Restate each of the lines below word for word and drop every picture.

§ Material shown
-=-=-

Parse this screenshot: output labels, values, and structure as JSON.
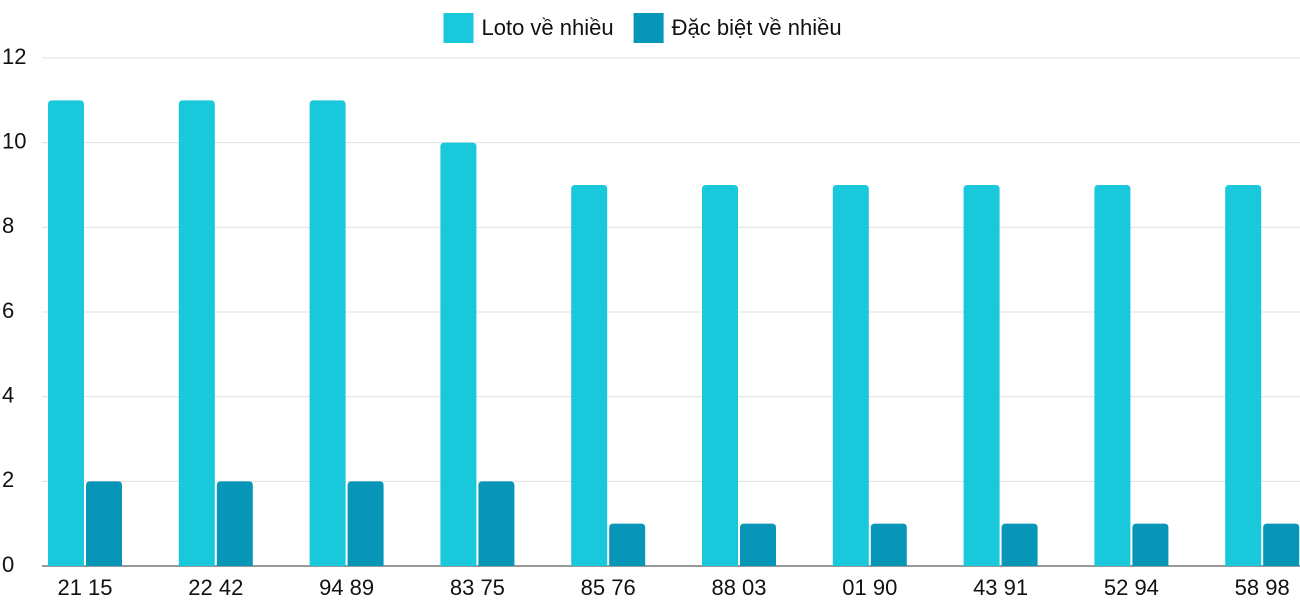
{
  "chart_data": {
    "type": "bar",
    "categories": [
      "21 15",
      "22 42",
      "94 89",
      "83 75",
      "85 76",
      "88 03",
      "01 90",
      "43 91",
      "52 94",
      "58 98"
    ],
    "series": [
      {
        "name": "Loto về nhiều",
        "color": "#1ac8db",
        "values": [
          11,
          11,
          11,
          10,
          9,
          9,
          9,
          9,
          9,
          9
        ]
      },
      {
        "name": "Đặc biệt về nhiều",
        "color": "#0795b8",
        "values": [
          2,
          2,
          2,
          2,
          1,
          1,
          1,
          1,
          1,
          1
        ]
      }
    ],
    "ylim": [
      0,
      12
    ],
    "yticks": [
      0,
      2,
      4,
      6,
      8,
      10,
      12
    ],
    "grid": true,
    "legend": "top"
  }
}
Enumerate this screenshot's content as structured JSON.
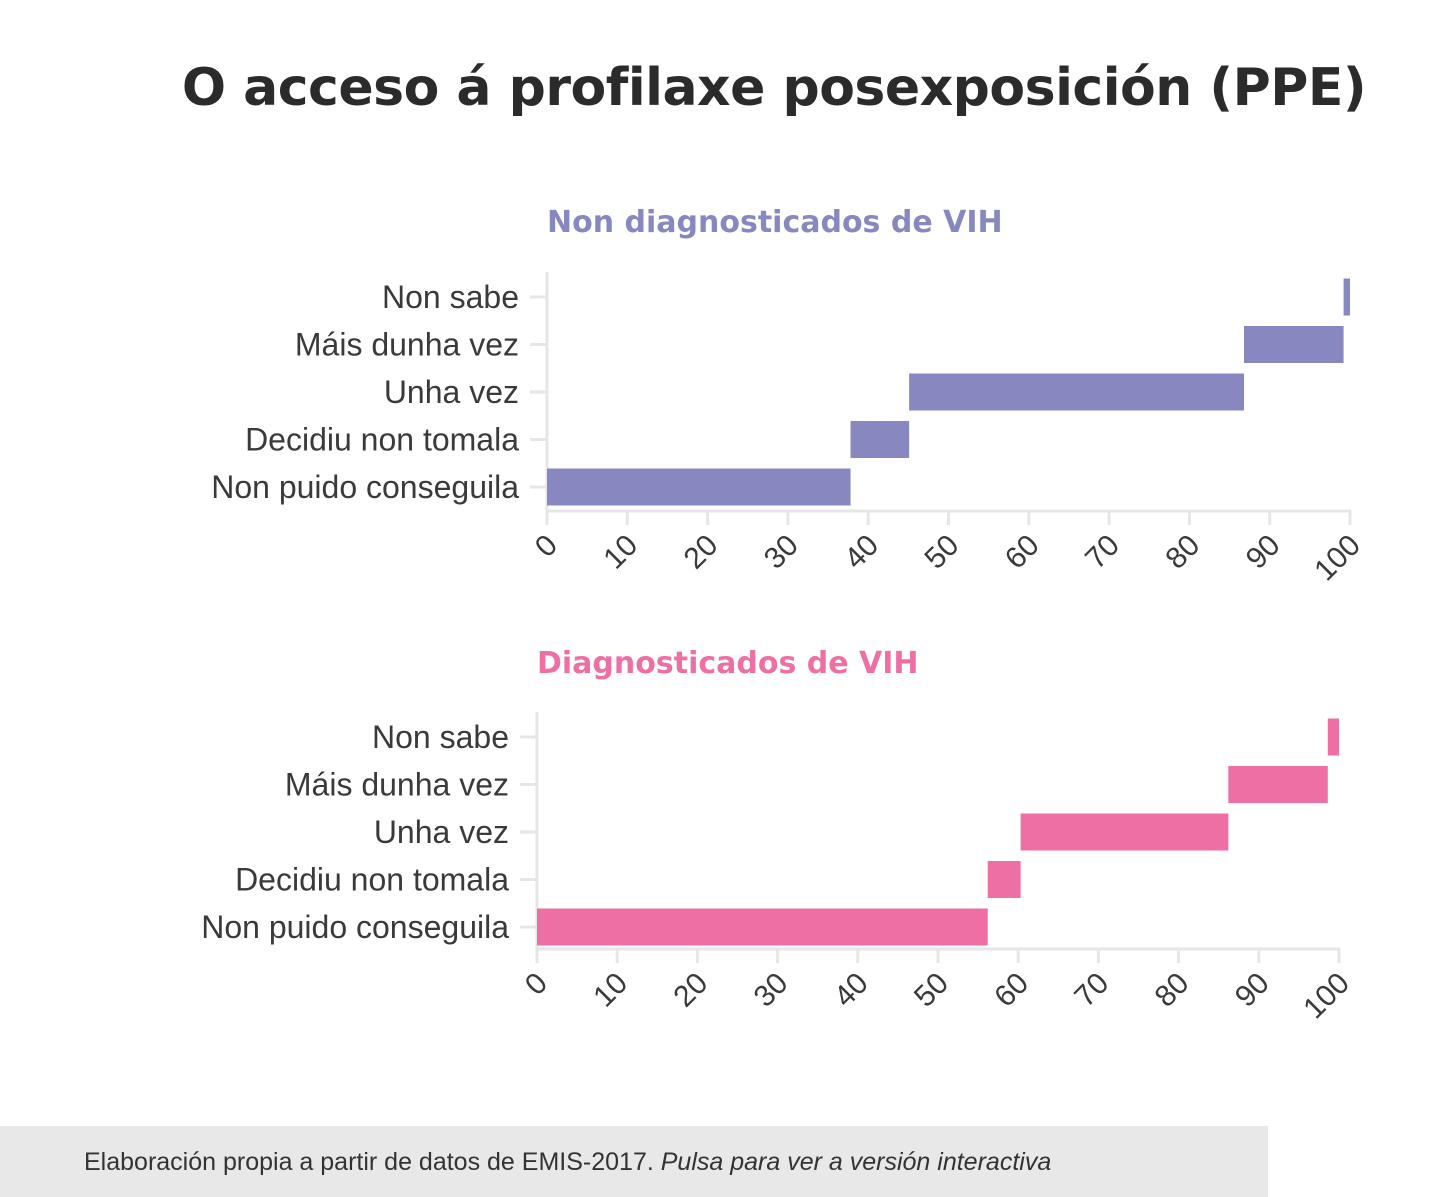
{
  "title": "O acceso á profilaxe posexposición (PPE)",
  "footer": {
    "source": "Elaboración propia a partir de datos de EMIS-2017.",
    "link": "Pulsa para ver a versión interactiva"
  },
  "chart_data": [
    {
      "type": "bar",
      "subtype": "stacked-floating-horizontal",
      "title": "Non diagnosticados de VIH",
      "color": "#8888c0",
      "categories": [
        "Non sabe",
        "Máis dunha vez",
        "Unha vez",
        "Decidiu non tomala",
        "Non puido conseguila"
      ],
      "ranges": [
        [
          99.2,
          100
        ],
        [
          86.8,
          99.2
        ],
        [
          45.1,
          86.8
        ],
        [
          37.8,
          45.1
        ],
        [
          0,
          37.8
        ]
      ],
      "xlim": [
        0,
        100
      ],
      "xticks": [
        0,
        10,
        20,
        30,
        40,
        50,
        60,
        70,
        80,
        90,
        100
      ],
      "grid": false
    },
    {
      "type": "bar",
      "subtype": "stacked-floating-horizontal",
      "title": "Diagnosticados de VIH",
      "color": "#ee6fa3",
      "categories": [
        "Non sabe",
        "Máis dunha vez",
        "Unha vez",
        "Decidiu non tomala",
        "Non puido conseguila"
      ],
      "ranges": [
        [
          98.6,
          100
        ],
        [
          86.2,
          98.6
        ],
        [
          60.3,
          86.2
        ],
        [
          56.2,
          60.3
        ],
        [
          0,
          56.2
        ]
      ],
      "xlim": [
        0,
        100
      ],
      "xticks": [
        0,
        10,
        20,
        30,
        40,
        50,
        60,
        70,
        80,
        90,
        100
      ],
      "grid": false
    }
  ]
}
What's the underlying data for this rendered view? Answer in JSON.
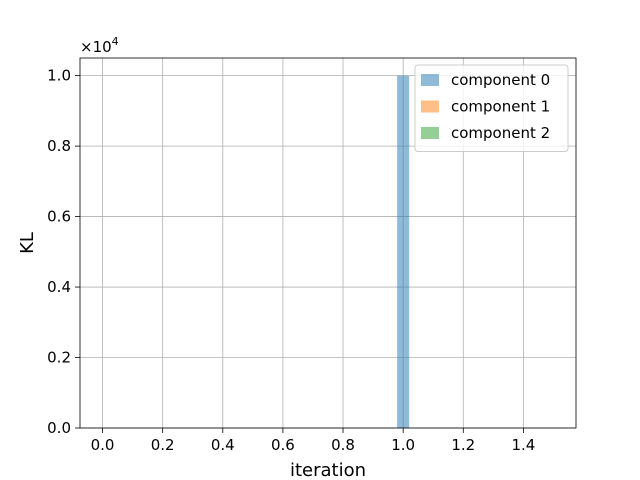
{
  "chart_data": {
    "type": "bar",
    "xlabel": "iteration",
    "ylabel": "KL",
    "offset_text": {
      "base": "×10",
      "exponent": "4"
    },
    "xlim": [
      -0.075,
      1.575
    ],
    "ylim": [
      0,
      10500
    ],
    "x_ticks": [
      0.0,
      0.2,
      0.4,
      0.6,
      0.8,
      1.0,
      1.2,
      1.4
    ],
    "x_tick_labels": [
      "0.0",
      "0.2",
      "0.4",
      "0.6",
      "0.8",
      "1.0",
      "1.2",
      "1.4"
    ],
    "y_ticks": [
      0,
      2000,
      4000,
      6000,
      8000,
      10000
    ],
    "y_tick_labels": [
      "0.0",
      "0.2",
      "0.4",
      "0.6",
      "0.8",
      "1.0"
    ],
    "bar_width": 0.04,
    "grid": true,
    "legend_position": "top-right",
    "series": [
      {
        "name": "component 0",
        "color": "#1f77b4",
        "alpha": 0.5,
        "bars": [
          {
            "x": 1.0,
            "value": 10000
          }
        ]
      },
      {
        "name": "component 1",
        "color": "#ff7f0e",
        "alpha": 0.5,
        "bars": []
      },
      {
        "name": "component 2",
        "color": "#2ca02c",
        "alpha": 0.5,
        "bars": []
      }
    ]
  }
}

-=-=-

§ Result for this task
Parse this screenshot: output labels, values, and structure as JSON.
{
  "chart_data": {
    "type": "bar",
    "categories": [
      "21 15",
      "22 42",
      "94 89",
      "83 75",
      "85 76",
      "88 03",
      "01 90",
      "43 91",
      "52 94",
      "58 98"
    ],
    "series": [
      {
        "name": "Loto về nhiều",
        "color": "#1ac8db",
        "values": [
          11,
          11,
          11,
          10,
          9,
          9,
          9,
          9,
          9,
          9
        ]
      },
      {
        "name": "Đặc biệt về nhiều",
        "color": "#0795b8",
        "values": [
          2,
          2,
          2,
          2,
          1,
          1,
          1,
          1,
          1,
          1
        ]
      }
    ],
    "ylim": [
      0,
      12
    ],
    "yticks": [
      0,
      2,
      4,
      6,
      8,
      10,
      12
    ],
    "grid": true,
    "legend": "top"
  }
}
Enumerate this screenshot's content as structured JSON.
{
  "title": "O acceso á profilaxe posexposición (PPE)",
  "footer": {
    "source": "Elaboración propia a partir de datos de EMIS-2017.",
    "link": "Pulsa para ver a versión interactiva"
  },
  "chart_data": [
    {
      "type": "bar",
      "subtype": "stacked-floating-horizontal",
      "title": "Non diagnosticados de VIH",
      "color": "#8888c0",
      "categories": [
        "Non sabe",
        "Máis dunha vez",
        "Unha vez",
        "Decidiu non tomala",
        "Non puido conseguila"
      ],
      "ranges": [
        [
          99.2,
          100
        ],
        [
          86.8,
          99.2
        ],
        [
          45.1,
          86.8
        ],
        [
          37.8,
          45.1
        ],
        [
          0,
          37.8
        ]
      ],
      "xlim": [
        0,
        100
      ],
      "xticks": [
        0,
        10,
        20,
        30,
        40,
        50,
        60,
        70,
        80,
        90,
        100
      ],
      "grid": false
    },
    {
      "type": "bar",
      "subtype": "stacked-floating-horizontal",
      "title": "Diagnosticados de VIH",
      "color": "#ee6fa3",
      "categories": [
        "Non sabe",
        "Máis dunha vez",
        "Unha vez",
        "Decidiu non tomala",
        "Non puido conseguila"
      ],
      "ranges": [
        [
          98.6,
          100
        ],
        [
          86.2,
          98.6
        ],
        [
          60.3,
          86.2
        ],
        [
          56.2,
          60.3
        ],
        [
          0,
          56.2
        ]
      ],
      "xlim": [
        0,
        100
      ],
      "xticks": [
        0,
        10,
        20,
        30,
        40,
        50,
        60,
        70,
        80,
        90,
        100
      ],
      "grid": false
    }
  ]
}
What's the underlying data for this rendered view? Answer in JSON.
{
  "chart_data": {
    "type": "bar",
    "xlabel": "iteration",
    "ylabel": "KL",
    "offset_text": {
      "base": "×10",
      "exponent": "4"
    },
    "xlim": [
      -0.075,
      1.575
    ],
    "ylim": [
      0,
      10500
    ],
    "x_ticks": [
      0.0,
      0.2,
      0.4,
      0.6,
      0.8,
      1.0,
      1.2,
      1.4
    ],
    "x_tick_labels": [
      "0.0",
      "0.2",
      "0.4",
      "0.6",
      "0.8",
      "1.0",
      "1.2",
      "1.4"
    ],
    "y_ticks": [
      0,
      2000,
      4000,
      6000,
      8000,
      10000
    ],
    "y_tick_labels": [
      "0.0",
      "0.2",
      "0.4",
      "0.6",
      "0.8",
      "1.0"
    ],
    "bar_width": 0.04,
    "grid": true,
    "legend_position": "top-right",
    "series": [
      {
        "name": "component 0",
        "color": "#1f77b4",
        "alpha": 0.5,
        "bars": [
          {
            "x": 1.0,
            "value": 10000
          }
        ]
      },
      {
        "name": "component 1",
        "color": "#ff7f0e",
        "alpha": 0.5,
        "bars": []
      },
      {
        "name": "component 2",
        "color": "#2ca02c",
        "alpha": 0.5,
        "bars": []
      }
    ]
  }
}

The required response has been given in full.